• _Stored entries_
____________________

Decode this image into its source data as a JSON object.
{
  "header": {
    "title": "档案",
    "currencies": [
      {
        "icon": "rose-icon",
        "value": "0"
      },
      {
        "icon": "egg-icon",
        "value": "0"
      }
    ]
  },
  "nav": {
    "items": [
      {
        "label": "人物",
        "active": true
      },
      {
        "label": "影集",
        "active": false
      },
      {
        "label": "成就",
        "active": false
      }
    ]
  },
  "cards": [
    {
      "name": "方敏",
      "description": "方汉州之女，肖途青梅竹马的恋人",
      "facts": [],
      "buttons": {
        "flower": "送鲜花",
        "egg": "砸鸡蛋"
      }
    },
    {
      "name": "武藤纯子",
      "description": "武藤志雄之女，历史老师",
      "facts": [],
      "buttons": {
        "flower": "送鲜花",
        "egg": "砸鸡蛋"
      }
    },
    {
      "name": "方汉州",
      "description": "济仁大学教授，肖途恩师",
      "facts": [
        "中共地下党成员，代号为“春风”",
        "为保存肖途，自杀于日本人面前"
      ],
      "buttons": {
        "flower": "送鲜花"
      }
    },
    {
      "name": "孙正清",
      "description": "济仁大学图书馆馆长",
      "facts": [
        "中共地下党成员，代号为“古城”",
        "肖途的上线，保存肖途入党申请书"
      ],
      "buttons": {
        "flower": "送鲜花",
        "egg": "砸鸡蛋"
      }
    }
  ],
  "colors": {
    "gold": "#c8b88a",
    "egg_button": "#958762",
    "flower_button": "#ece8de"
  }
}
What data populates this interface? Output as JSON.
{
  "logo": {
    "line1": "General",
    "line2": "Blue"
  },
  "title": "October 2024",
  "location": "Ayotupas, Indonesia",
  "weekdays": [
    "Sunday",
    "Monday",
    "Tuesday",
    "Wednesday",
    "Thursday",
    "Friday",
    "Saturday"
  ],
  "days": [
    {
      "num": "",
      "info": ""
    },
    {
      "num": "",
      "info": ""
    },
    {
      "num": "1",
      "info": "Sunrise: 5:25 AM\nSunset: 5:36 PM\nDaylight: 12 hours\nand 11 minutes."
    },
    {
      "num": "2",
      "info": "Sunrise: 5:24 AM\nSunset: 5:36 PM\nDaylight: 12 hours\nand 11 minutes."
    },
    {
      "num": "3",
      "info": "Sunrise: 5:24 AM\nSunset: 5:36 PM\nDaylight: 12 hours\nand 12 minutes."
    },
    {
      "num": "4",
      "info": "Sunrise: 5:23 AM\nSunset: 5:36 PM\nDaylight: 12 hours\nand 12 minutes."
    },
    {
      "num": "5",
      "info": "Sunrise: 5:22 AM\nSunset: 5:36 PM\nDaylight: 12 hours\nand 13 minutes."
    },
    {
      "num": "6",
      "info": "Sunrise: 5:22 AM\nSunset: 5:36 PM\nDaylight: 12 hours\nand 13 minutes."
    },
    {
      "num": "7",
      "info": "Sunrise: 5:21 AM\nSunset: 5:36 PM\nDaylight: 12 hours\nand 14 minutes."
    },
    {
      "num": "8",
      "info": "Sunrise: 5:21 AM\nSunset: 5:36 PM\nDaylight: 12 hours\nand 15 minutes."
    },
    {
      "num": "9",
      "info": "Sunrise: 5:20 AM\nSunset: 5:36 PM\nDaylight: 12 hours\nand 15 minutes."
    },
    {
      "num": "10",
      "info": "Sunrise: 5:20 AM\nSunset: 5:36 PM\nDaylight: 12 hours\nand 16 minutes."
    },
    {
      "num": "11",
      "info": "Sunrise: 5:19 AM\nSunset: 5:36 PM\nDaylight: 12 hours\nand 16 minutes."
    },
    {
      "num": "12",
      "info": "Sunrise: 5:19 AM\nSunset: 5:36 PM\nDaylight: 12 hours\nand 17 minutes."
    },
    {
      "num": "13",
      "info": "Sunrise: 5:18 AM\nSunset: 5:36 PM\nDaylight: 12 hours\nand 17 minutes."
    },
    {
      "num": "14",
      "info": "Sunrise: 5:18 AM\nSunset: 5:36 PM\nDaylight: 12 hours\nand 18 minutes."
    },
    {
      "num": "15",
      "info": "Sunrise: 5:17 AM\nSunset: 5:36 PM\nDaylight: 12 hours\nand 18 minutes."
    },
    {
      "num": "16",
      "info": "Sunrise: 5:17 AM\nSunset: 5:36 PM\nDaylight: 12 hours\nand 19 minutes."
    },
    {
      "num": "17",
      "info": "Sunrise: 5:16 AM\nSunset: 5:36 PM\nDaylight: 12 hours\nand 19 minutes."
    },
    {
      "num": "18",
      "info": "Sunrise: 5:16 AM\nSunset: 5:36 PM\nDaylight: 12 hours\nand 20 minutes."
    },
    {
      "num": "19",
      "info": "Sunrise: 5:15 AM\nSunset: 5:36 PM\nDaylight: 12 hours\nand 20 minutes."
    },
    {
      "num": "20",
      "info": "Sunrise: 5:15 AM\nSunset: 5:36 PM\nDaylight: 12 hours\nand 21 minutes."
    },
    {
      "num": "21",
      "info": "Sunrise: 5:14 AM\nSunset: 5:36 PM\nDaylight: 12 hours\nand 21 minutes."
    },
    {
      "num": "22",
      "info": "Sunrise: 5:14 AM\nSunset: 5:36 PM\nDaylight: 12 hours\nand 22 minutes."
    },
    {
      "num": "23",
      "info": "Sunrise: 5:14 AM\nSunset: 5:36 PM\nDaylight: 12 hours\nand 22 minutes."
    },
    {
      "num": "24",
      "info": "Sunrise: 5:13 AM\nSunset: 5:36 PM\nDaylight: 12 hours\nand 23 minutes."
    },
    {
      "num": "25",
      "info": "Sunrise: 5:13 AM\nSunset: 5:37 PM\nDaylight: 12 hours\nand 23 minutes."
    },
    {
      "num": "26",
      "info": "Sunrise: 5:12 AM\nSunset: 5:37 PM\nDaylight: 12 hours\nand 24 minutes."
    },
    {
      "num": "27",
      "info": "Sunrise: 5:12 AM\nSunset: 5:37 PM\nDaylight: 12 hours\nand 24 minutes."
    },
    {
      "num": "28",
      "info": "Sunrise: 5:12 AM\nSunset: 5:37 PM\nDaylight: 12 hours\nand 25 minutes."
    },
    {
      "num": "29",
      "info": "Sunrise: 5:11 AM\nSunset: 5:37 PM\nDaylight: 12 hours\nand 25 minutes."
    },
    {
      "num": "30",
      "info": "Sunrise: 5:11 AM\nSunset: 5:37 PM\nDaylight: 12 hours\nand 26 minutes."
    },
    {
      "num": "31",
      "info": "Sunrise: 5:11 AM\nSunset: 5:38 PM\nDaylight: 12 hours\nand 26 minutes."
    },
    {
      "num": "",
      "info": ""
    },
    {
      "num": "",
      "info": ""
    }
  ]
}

____________________

• _Your task_
Extract all lines that hold the word "description".

• _Answer to this task_
      "description": "方汉州之女，肖途青梅竹马的恋人",
      "description": "武藤志雄之女，历史老师",
      "description": "济仁大学教授，肖途恩师",
      "description": "济仁大学图书馆馆长",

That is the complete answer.